▶ Exercise task:
Every entry below should be transcribed exactly; pictures stay out of the copy.

________

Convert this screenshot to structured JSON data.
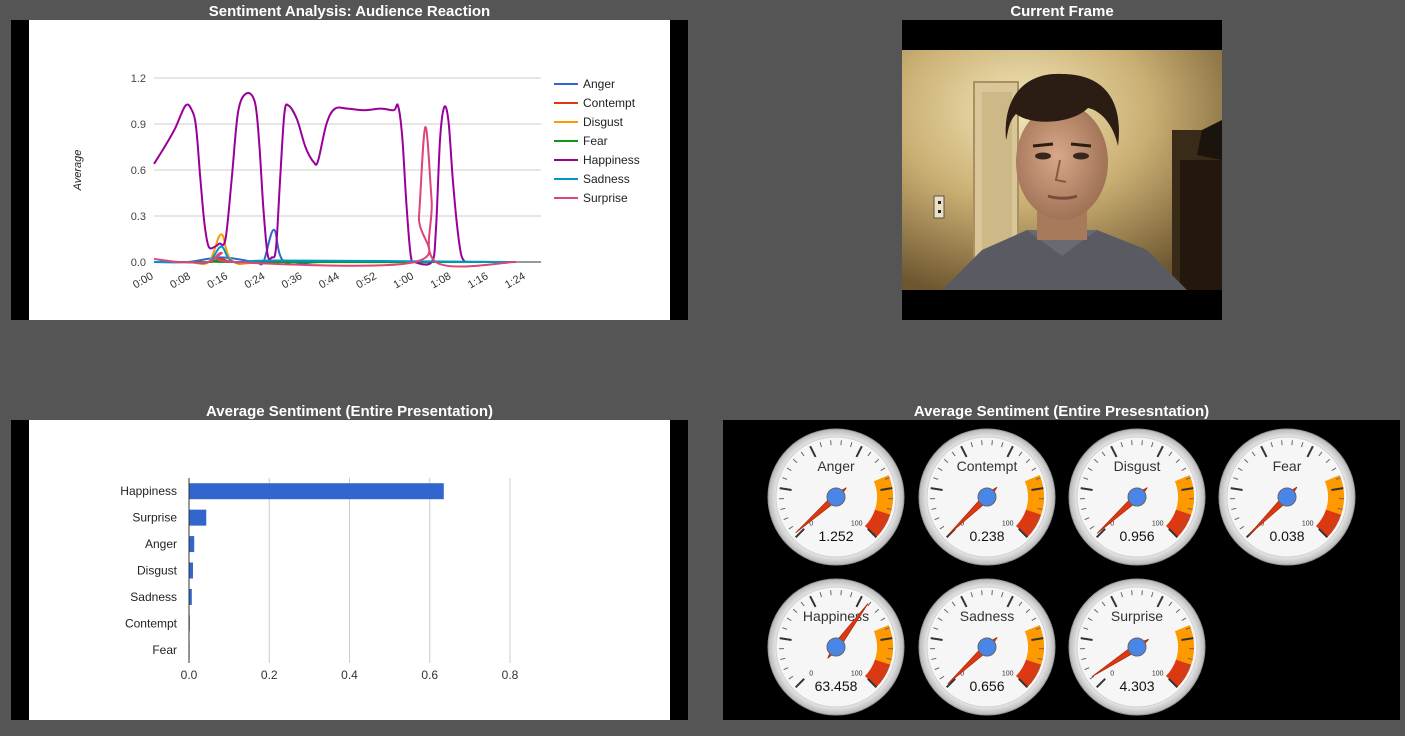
{
  "panels": {
    "line_title": "Sentiment Analysis: Audience Reaction",
    "frame_title": "Current Frame",
    "bar_title": "Average Sentiment (Entire Presentation)",
    "gauge_title": "Average Sentiment (Entire Presesntation)"
  },
  "colors": {
    "Anger": "#3366cc",
    "Contempt": "#dc3912",
    "Disgust": "#ff9900",
    "Fear": "#109618",
    "Happiness": "#990099",
    "Sadness": "#0099c6",
    "Surprise": "#dd4477",
    "bar": "#3366cc"
  },
  "chart_data": [
    {
      "type": "line",
      "title": "Sentiment Analysis: Audience Reaction",
      "ylabel": "Average",
      "xlabel": "",
      "ylim": [
        0,
        1.2
      ],
      "yticks": [
        "0.0",
        "0.3",
        "0.6",
        "0.9",
        "1.2"
      ],
      "xticks": [
        "0:00",
        "0:08",
        "0:16",
        "0:24",
        "0:36",
        "0:44",
        "0:52",
        "1:00",
        "1:08",
        "1:16",
        "1:24"
      ],
      "xrange_seconds": [
        0,
        92
      ],
      "legend_position": "right",
      "grid": true,
      "series": [
        {
          "name": "Anger",
          "points": [
            [
              0,
              0
            ],
            [
              8,
              0
            ],
            [
              16,
              0.03
            ],
            [
              24,
              0
            ],
            [
              26,
              0
            ],
            [
              28.5,
              0.21
            ],
            [
              31,
              0
            ],
            [
              40,
              0
            ],
            [
              60,
              0
            ],
            [
              70,
              0
            ],
            [
              74,
              0
            ],
            [
              78,
              0
            ],
            [
              86,
              0
            ]
          ]
        },
        {
          "name": "Contempt",
          "points": [
            [
              0,
              0
            ],
            [
              8,
              0
            ],
            [
              13,
              0
            ],
            [
              16,
              0.02
            ],
            [
              19,
              0
            ],
            [
              30,
              0
            ],
            [
              86,
              0
            ]
          ]
        },
        {
          "name": "Disgust",
          "points": [
            [
              0,
              0
            ],
            [
              8,
              0
            ],
            [
              13,
              0
            ],
            [
              16,
              0.18
            ],
            [
              19,
              0
            ],
            [
              30,
              0
            ],
            [
              86,
              0
            ]
          ]
        },
        {
          "name": "Fear",
          "points": [
            [
              0,
              0
            ],
            [
              13,
              0
            ],
            [
              16,
              0.01
            ],
            [
              19,
              0
            ],
            [
              86,
              0
            ]
          ]
        },
        {
          "name": "Happiness",
          "points": [
            [
              0,
              0.64
            ],
            [
              2.5,
              0.75
            ],
            [
              5,
              0.87
            ],
            [
              7.5,
              1.02
            ],
            [
              9,
              0.99
            ],
            [
              10,
              0.88
            ],
            [
              11,
              0.55
            ],
            [
              12,
              0.25
            ],
            [
              13,
              0.1
            ],
            [
              14.5,
              0.1
            ],
            [
              15.5,
              0.12
            ],
            [
              17,
              0.15
            ],
            [
              18.5,
              0.55
            ],
            [
              20,
              0.98
            ],
            [
              22,
              1.1
            ],
            [
              24,
              1.04
            ],
            [
              25,
              0.78
            ],
            [
              26,
              0.35
            ],
            [
              27,
              0.05
            ],
            [
              28,
              0.03
            ],
            [
              29,
              0.09
            ],
            [
              30,
              0.55
            ],
            [
              31,
              0.97
            ],
            [
              32,
              1.02
            ],
            [
              34,
              0.93
            ],
            [
              36,
              0.75
            ],
            [
              38,
              0.65
            ],
            [
              39,
              0.66
            ],
            [
              41,
              0.9
            ],
            [
              43,
              1.0
            ],
            [
              46,
              1.0
            ],
            [
              50,
              0.99
            ],
            [
              54,
              1.0
            ],
            [
              57,
              0.99
            ],
            [
              58,
              1.02
            ],
            [
              59,
              0.82
            ],
            [
              60,
              0.38
            ],
            [
              61,
              0.05
            ],
            [
              62,
              0
            ],
            [
              66,
              0
            ],
            [
              67,
              0.2
            ],
            [
              68,
              0.8
            ],
            [
              69,
              1.01
            ],
            [
              70,
              0.92
            ],
            [
              71,
              0.55
            ],
            [
              72,
              0.25
            ],
            [
              73,
              0.05
            ],
            [
              74,
              0
            ]
          ]
        },
        {
          "name": "Sadness",
          "points": [
            [
              0,
              0
            ],
            [
              8,
              0
            ],
            [
              13,
              0
            ],
            [
              16,
              0.1
            ],
            [
              19,
              0
            ],
            [
              29,
              0.01
            ],
            [
              86,
              0
            ]
          ]
        },
        {
          "name": "Surprise",
          "points": [
            [
              0,
              0.02
            ],
            [
              6,
              0
            ],
            [
              13,
              0
            ],
            [
              16,
              0.06
            ],
            [
              19,
              0
            ],
            [
              62,
              0
            ],
            [
              63,
              0.3
            ],
            [
              64.5,
              0.88
            ],
            [
              66,
              0.4
            ],
            [
              67,
              0
            ],
            [
              86,
              0
            ]
          ]
        }
      ]
    },
    {
      "type": "bar",
      "orientation": "horizontal",
      "title": "Average Sentiment (Entire Presentation)",
      "categories": [
        "Happiness",
        "Surprise",
        "Anger",
        "Disgust",
        "Sadness",
        "Contempt",
        "Fear"
      ],
      "values": [
        0.635,
        0.043,
        0.013,
        0.01,
        0.007,
        0.002,
        0.0004
      ],
      "xlim": [
        0,
        0.8
      ],
      "xticks": [
        "0.0",
        "0.2",
        "0.4",
        "0.6",
        "0.8"
      ],
      "grid": true
    }
  ],
  "gauges": [
    {
      "label": "Anger",
      "value": "1.252",
      "level": 1.252
    },
    {
      "label": "Contempt",
      "value": "0.238",
      "level": 0.238
    },
    {
      "label": "Disgust",
      "value": "0.956",
      "level": 0.956
    },
    {
      "label": "Fear",
      "value": "0.038",
      "level": 0.038
    },
    {
      "label": "Happiness",
      "value": "63.458",
      "level": 63.458
    },
    {
      "label": "Sadness",
      "value": "0.656",
      "level": 0.656
    },
    {
      "label": "Surprise",
      "value": "4.303",
      "level": 4.303
    }
  ],
  "gauge_scale": {
    "min_label": "0",
    "max_label": "100",
    "min": 0,
    "max": 100
  }
}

________

▶ In response:
Convert this screenshot to structured JSON data.
{
  "panels": {
    "line_title": "Sentiment Analysis: Audience Reaction",
    "frame_title": "Current Frame",
    "bar_title": "Average Sentiment (Entire Presentation)",
    "gauge_title": "Average Sentiment (Entire Presesntation)"
  },
  "colors": {
    "Anger": "#3366cc",
    "Contempt": "#dc3912",
    "Disgust": "#ff9900",
    "Fear": "#109618",
    "Happiness": "#990099",
    "Sadness": "#0099c6",
    "Surprise": "#dd4477",
    "bar": "#3366cc"
  },
  "chart_data": [
    {
      "type": "line",
      "title": "Sentiment Analysis: Audience Reaction",
      "ylabel": "Average",
      "xlabel": "",
      "ylim": [
        0,
        1.2
      ],
      "yticks": [
        "0.0",
        "0.3",
        "0.6",
        "0.9",
        "1.2"
      ],
      "xticks": [
        "0:00",
        "0:08",
        "0:16",
        "0:24",
        "0:36",
        "0:44",
        "0:52",
        "1:00",
        "1:08",
        "1:16",
        "1:24"
      ],
      "xrange_seconds": [
        0,
        92
      ],
      "legend_position": "right",
      "grid": true,
      "series": [
        {
          "name": "Anger",
          "points": [
            [
              0,
              0
            ],
            [
              8,
              0
            ],
            [
              16,
              0.03
            ],
            [
              24,
              0
            ],
            [
              26,
              0
            ],
            [
              28.5,
              0.21
            ],
            [
              31,
              0
            ],
            [
              40,
              0
            ],
            [
              60,
              0
            ],
            [
              70,
              0
            ],
            [
              74,
              0
            ],
            [
              78,
              0
            ],
            [
              86,
              0
            ]
          ]
        },
        {
          "name": "Contempt",
          "points": [
            [
              0,
              0
            ],
            [
              8,
              0
            ],
            [
              13,
              0
            ],
            [
              16,
              0.02
            ],
            [
              19,
              0
            ],
            [
              30,
              0
            ],
            [
              86,
              0
            ]
          ]
        },
        {
          "name": "Disgust",
          "points": [
            [
              0,
              0
            ],
            [
              8,
              0
            ],
            [
              13,
              0
            ],
            [
              16,
              0.18
            ],
            [
              19,
              0
            ],
            [
              30,
              0
            ],
            [
              86,
              0
            ]
          ]
        },
        {
          "name": "Fear",
          "points": [
            [
              0,
              0
            ],
            [
              13,
              0
            ],
            [
              16,
              0.01
            ],
            [
              19,
              0
            ],
            [
              86,
              0
            ]
          ]
        },
        {
          "name": "Happiness",
          "points": [
            [
              0,
              0.64
            ],
            [
              2.5,
              0.75
            ],
            [
              5,
              0.87
            ],
            [
              7.5,
              1.02
            ],
            [
              9,
              0.99
            ],
            [
              10,
              0.88
            ],
            [
              11,
              0.55
            ],
            [
              12,
              0.25
            ],
            [
              13,
              0.1
            ],
            [
              14.5,
              0.1
            ],
            [
              15.5,
              0.12
            ],
            [
              17,
              0.15
            ],
            [
              18.5,
              0.55
            ],
            [
              20,
              0.98
            ],
            [
              22,
              1.1
            ],
            [
              24,
              1.04
            ],
            [
              25,
              0.78
            ],
            [
              26,
              0.35
            ],
            [
              27,
              0.05
            ],
            [
              28,
              0.03
            ],
            [
              29,
              0.09
            ],
            [
              30,
              0.55
            ],
            [
              31,
              0.97
            ],
            [
              32,
              1.02
            ],
            [
              34,
              0.93
            ],
            [
              36,
              0.75
            ],
            [
              38,
              0.65
            ],
            [
              39,
              0.66
            ],
            [
              41,
              0.9
            ],
            [
              43,
              1.0
            ],
            [
              46,
              1.0
            ],
            [
              50,
              0.99
            ],
            [
              54,
              1.0
            ],
            [
              57,
              0.99
            ],
            [
              58,
              1.02
            ],
            [
              59,
              0.82
            ],
            [
              60,
              0.38
            ],
            [
              61,
              0.05
            ],
            [
              62,
              0
            ],
            [
              66,
              0
            ],
            [
              67,
              0.2
            ],
            [
              68,
              0.8
            ],
            [
              69,
              1.01
            ],
            [
              70,
              0.92
            ],
            [
              71,
              0.55
            ],
            [
              72,
              0.25
            ],
            [
              73,
              0.05
            ],
            [
              74,
              0
            ]
          ]
        },
        {
          "name": "Sadness",
          "points": [
            [
              0,
              0
            ],
            [
              8,
              0
            ],
            [
              13,
              0
            ],
            [
              16,
              0.1
            ],
            [
              19,
              0
            ],
            [
              29,
              0.01
            ],
            [
              86,
              0
            ]
          ]
        },
        {
          "name": "Surprise",
          "points": [
            [
              0,
              0.02
            ],
            [
              6,
              0
            ],
            [
              13,
              0
            ],
            [
              16,
              0.06
            ],
            [
              19,
              0
            ],
            [
              62,
              0
            ],
            [
              63,
              0.3
            ],
            [
              64.5,
              0.88
            ],
            [
              66,
              0.4
            ],
            [
              67,
              0
            ],
            [
              86,
              0
            ]
          ]
        }
      ]
    },
    {
      "type": "bar",
      "orientation": "horizontal",
      "title": "Average Sentiment (Entire Presentation)",
      "categories": [
        "Happiness",
        "Surprise",
        "Anger",
        "Disgust",
        "Sadness",
        "Contempt",
        "Fear"
      ],
      "values": [
        0.635,
        0.043,
        0.013,
        0.01,
        0.007,
        0.002,
        0.0004
      ],
      "xlim": [
        0,
        0.8
      ],
      "xticks": [
        "0.0",
        "0.2",
        "0.4",
        "0.6",
        "0.8"
      ],
      "grid": true
    }
  ],
  "gauges": [
    {
      "label": "Anger",
      "value": "1.252",
      "level": 1.252
    },
    {
      "label": "Contempt",
      "value": "0.238",
      "level": 0.238
    },
    {
      "label": "Disgust",
      "value": "0.956",
      "level": 0.956
    },
    {
      "label": "Fear",
      "value": "0.038",
      "level": 0.038
    },
    {
      "label": "Happiness",
      "value": "63.458",
      "level": 63.458
    },
    {
      "label": "Sadness",
      "value": "0.656",
      "level": 0.656
    },
    {
      "label": "Surprise",
      "value": "4.303",
      "level": 4.303
    }
  ],
  "gauge_scale": {
    "min_label": "0",
    "max_label": "100",
    "min": 0,
    "max": 100
  }
}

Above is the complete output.